Records from a collection of figures ::
◇ ◇ ◇ ◇ ◇

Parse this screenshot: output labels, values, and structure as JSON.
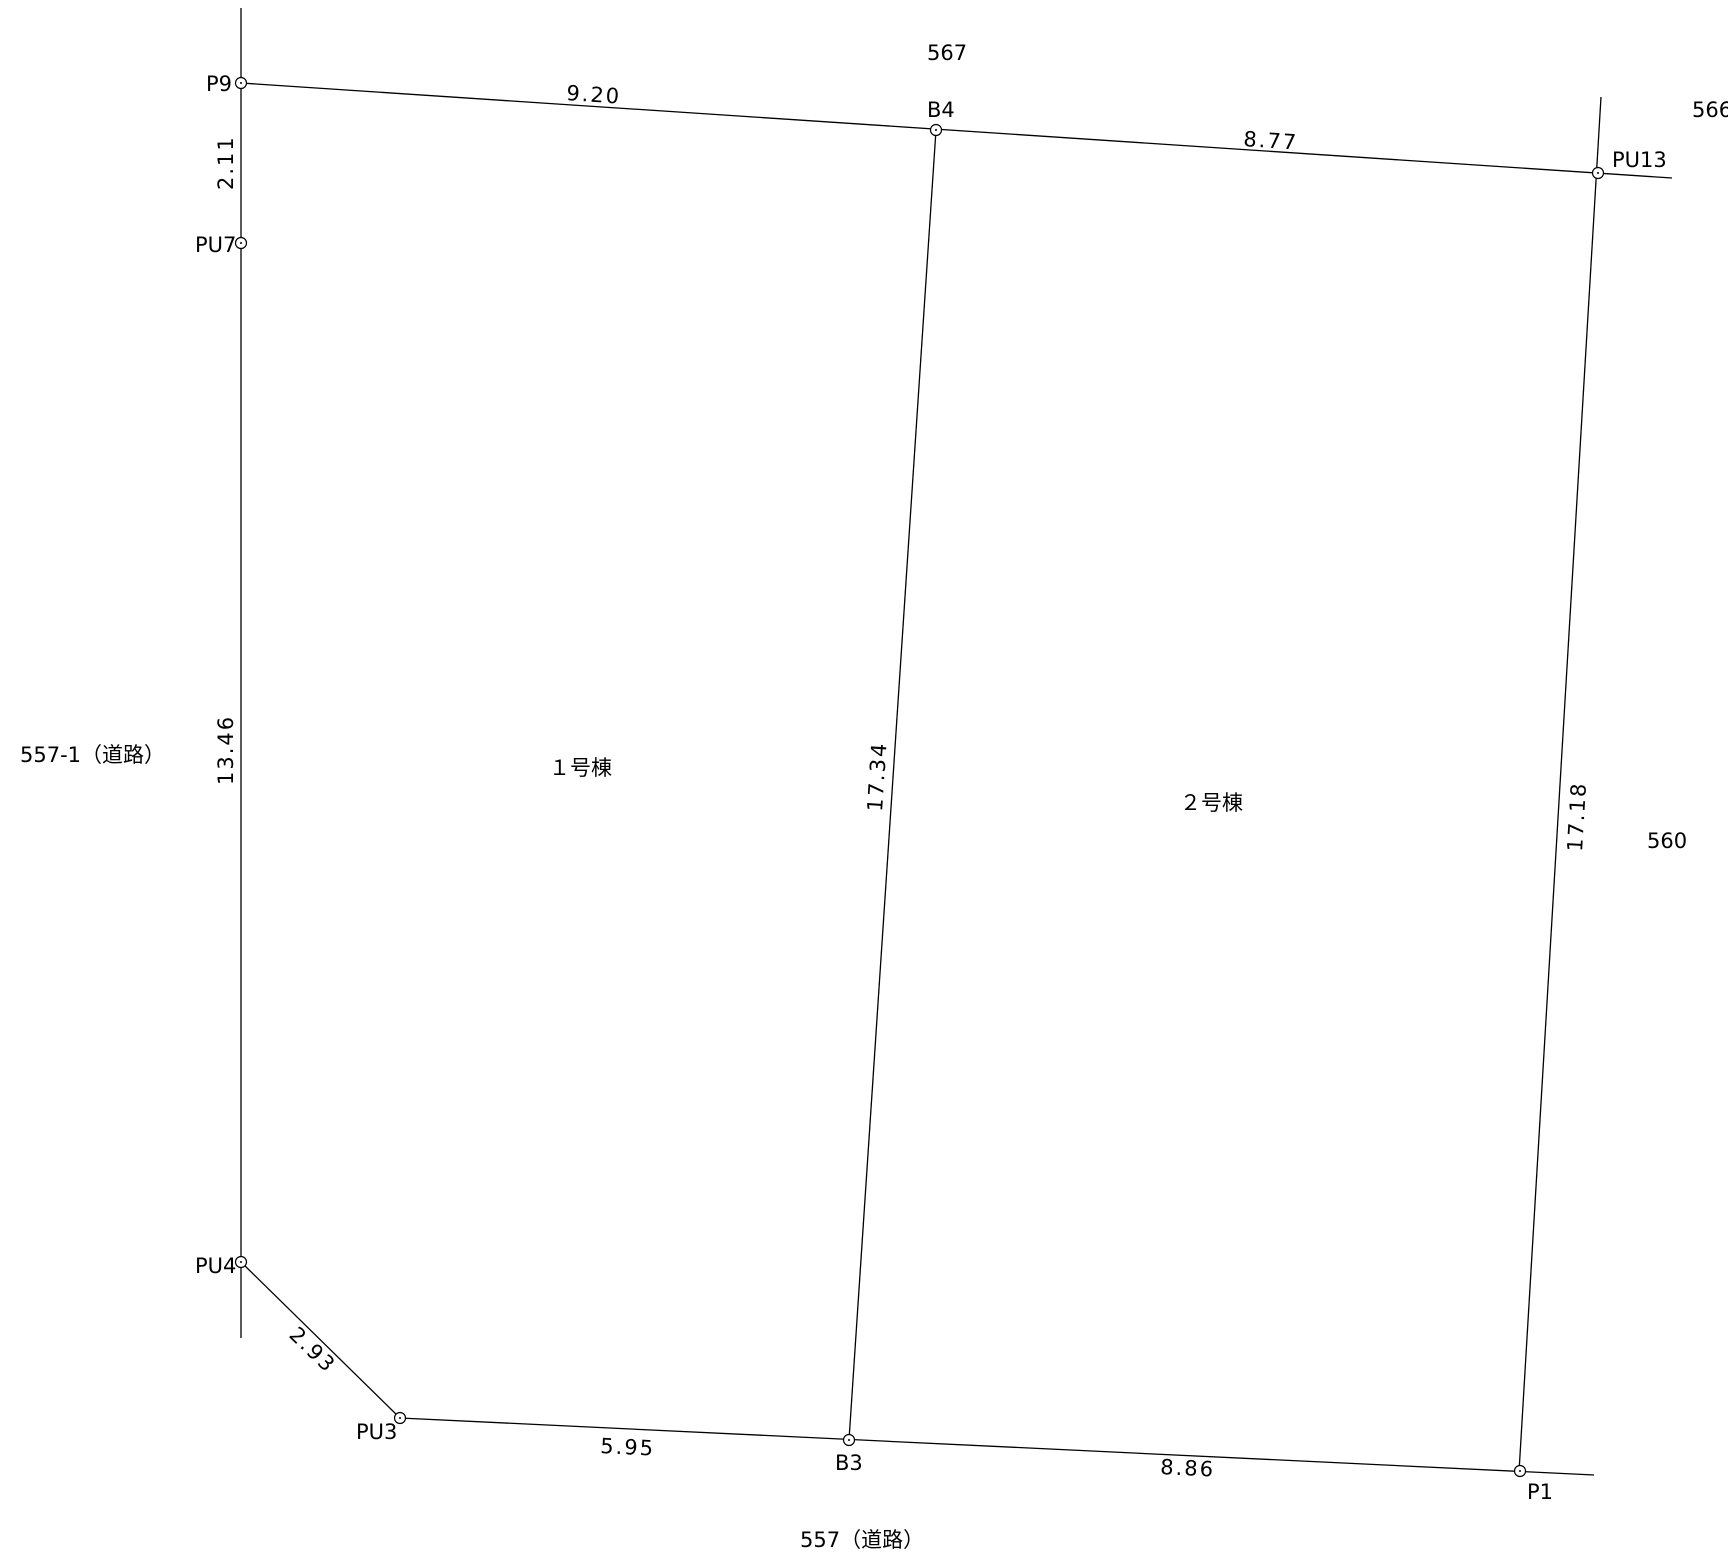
{
  "parcels": {
    "north": "567",
    "northeast": "566",
    "east": "560",
    "west": "557-1（道路）",
    "south": "557（道路）"
  },
  "buildings": {
    "lot1": "１号棟",
    "lot2": "２号棟"
  },
  "points": {
    "P9": "P9",
    "PU7": "PU7",
    "B4": "B4",
    "PU13": "PU13",
    "PU4": "PU4",
    "PU3": "PU3",
    "B3": "B3",
    "P1": "P1"
  },
  "dimensions": {
    "P9_B4": "9.20",
    "B4_PU13": "8.77",
    "P9_PU7": "2.11",
    "PU7_PU4": "13.46",
    "PU4_PU3": "2.93",
    "PU3_B3": "5.95",
    "B3_P1": "8.86",
    "B4_B3": "17.34",
    "PU13_P1": "17.18"
  }
}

◇ ◇ ◇ ◇ ◇

What the task asks ::
Leave out the pictures and repeat everything else in the records exactly.

Exercise solution ::
Parse this screenshot: output labels, values, and structure as JSON.
{
  "parcels": {
    "north": "567",
    "northeast": "566",
    "east": "560",
    "west": "557-1（道路）",
    "south": "557（道路）"
  },
  "buildings": {
    "lot1": "１号棟",
    "lot2": "２号棟"
  },
  "points": {
    "P9": "P9",
    "PU7": "PU7",
    "B4": "B4",
    "PU13": "PU13",
    "PU4": "PU4",
    "PU3": "PU3",
    "B3": "B3",
    "P1": "P1"
  },
  "dimensions": {
    "P9_B4": "9.20",
    "B4_PU13": "8.77",
    "P9_PU7": "2.11",
    "PU7_PU4": "13.46",
    "PU4_PU3": "2.93",
    "PU3_B3": "5.95",
    "B3_P1": "8.86",
    "B4_B3": "17.34",
    "PU13_P1": "17.18"
  }
}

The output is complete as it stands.